Goal of the exercise ▸ Output each entry verbatim and exclude every picture from it.

Stored items from a collection
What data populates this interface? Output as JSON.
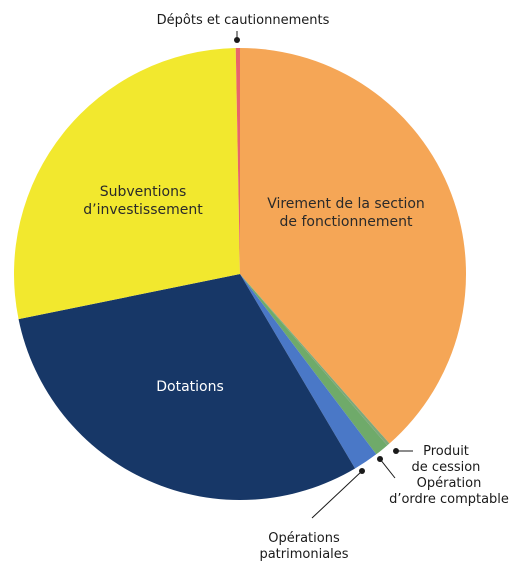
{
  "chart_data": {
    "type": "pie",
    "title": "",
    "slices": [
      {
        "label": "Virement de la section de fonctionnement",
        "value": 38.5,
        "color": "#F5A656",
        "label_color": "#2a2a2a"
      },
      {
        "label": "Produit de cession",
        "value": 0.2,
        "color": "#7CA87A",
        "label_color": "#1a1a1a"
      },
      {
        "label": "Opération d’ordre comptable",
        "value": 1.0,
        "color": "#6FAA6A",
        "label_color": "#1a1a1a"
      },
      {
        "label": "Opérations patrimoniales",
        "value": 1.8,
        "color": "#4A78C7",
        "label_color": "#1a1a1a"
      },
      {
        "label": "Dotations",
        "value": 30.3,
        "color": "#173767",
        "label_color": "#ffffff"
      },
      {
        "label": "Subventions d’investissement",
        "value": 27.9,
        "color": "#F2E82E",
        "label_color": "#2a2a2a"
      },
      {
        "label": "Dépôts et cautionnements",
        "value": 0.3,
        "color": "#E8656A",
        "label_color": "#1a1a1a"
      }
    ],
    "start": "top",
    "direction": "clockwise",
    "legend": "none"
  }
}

Answer below ▸
What data populates this interface? Output as JSON.
{
  "chart_data": {
    "type": "pie",
    "title": "",
    "slices": [
      {
        "label": "Virement de la section de fonctionnement",
        "value": 38.5,
        "color": "#F5A656",
        "label_color": "#2a2a2a"
      },
      {
        "label": "Produit de cession",
        "value": 0.2,
        "color": "#7CA87A",
        "label_color": "#1a1a1a"
      },
      {
        "label": "Opération d’ordre comptable",
        "value": 1.0,
        "color": "#6FAA6A",
        "label_color": "#1a1a1a"
      },
      {
        "label": "Opérations patrimoniales",
        "value": 1.8,
        "color": "#4A78C7",
        "label_color": "#1a1a1a"
      },
      {
        "label": "Dotations",
        "value": 30.3,
        "color": "#173767",
        "label_color": "#ffffff"
      },
      {
        "label": "Subventions d’investissement",
        "value": 27.9,
        "color": "#F2E82E",
        "label_color": "#2a2a2a"
      },
      {
        "label": "Dépôts et cautionnements",
        "value": 0.3,
        "color": "#E8656A",
        "label_color": "#1a1a1a"
      }
    ],
    "start": "top",
    "direction": "clockwise",
    "legend": "none"
  }
}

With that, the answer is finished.